Data records
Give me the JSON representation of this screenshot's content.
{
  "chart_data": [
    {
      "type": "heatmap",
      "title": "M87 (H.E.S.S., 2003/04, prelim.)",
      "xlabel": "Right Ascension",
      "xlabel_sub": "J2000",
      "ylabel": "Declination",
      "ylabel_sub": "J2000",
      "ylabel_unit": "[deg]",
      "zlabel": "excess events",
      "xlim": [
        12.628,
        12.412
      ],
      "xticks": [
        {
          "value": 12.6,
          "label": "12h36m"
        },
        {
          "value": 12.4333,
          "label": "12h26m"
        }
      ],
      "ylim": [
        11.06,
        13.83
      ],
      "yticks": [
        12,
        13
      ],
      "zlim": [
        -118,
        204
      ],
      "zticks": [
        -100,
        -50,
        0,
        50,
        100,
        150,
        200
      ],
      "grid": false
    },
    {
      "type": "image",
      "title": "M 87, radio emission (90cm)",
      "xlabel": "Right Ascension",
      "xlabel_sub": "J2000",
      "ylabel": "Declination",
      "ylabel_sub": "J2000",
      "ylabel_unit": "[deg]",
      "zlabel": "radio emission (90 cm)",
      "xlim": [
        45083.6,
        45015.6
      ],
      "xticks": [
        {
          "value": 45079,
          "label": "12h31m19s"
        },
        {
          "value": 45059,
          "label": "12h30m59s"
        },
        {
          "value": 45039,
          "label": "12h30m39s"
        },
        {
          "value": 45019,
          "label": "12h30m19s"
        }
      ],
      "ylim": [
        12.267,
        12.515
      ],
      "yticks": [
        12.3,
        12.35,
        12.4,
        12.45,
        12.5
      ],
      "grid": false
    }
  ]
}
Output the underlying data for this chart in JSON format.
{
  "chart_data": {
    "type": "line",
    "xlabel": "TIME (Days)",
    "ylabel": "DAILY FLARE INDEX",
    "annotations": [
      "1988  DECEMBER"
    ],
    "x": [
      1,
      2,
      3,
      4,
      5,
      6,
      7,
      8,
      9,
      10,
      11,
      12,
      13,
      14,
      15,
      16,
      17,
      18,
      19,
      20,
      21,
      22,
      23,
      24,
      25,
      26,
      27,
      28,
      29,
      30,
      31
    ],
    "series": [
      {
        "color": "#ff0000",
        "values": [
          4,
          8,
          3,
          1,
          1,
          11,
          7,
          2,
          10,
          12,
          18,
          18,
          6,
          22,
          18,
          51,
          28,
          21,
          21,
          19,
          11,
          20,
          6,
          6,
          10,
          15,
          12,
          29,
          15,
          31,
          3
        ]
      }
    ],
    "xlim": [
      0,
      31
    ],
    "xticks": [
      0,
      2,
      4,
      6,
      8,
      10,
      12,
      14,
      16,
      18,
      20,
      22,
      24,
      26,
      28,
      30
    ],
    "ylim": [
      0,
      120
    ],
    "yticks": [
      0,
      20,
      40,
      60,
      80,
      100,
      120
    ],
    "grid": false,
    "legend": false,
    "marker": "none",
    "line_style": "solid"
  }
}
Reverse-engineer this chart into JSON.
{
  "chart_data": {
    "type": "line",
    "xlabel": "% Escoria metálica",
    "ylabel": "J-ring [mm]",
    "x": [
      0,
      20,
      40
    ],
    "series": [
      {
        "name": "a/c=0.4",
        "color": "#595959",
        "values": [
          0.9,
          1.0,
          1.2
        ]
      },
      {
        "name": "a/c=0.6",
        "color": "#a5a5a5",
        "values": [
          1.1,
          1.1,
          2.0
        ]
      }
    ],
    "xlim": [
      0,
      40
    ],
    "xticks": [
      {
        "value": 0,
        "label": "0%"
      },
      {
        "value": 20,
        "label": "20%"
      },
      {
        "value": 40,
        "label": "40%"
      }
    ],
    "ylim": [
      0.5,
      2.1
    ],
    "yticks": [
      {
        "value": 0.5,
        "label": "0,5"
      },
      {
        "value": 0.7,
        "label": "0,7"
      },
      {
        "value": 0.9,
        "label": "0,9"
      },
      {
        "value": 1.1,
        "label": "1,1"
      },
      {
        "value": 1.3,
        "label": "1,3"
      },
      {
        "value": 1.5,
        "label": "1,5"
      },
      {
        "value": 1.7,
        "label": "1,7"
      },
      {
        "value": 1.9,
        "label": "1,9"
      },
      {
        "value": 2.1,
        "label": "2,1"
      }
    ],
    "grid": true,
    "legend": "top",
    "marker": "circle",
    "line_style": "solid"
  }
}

§ Problem to work on:
Show every line in the entries where the string "false" occurs.

§ Expected answer:
      "grid": false
      "grid": false
    "grid": false,
    "legend": false,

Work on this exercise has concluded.